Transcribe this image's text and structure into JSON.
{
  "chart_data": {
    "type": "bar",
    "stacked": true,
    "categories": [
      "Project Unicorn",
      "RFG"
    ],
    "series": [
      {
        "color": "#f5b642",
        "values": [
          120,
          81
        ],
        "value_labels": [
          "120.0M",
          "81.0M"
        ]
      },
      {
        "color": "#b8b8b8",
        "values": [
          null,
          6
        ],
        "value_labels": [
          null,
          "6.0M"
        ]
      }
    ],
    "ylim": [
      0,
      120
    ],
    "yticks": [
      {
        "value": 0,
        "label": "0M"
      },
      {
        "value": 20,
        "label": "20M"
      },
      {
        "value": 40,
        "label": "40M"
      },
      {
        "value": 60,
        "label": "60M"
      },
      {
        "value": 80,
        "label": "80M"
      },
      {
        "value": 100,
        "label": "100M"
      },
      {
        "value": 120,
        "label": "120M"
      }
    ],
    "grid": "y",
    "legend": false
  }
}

•••

▶ **TASK INSTRUCTIONS**: Retype all the records, matching them exactly.

▶ **RESULT FOR THIS TASK**:
Transcribe this image's text and structure into JSON.
{
  "chart_data": {
    "type": "bar",
    "stacked": true,
    "categories": [
      "Project Unicorn",
      "RFG"
    ],
    "series": [
      {
        "color": "#f5b642",
        "values": [
          120,
          81
        ],
        "value_labels": [
          "120.0M",
          "81.0M"
        ]
      },
      {
        "color": "#b8b8b8",
        "values": [
          null,
          6
        ],
        "value_labels": [
          null,
          "6.0M"
        ]
      }
    ],
    "ylim": [
      0,
      120
    ],
    "yticks": [
      {
        "value": 0,
        "label": "0M"
      },
      {
        "value": 20,
        "label": "20M"
      },
      {
        "value": 40,
        "label": "40M"
      },
      {
        "value": 60,
        "label": "60M"
      },
      {
        "value": 80,
        "label": "80M"
      },
      {
        "value": 100,
        "label": "100M"
      },
      {
        "value": 120,
        "label": "120M"
      }
    ],
    "grid": "y",
    "legend": false
  }
}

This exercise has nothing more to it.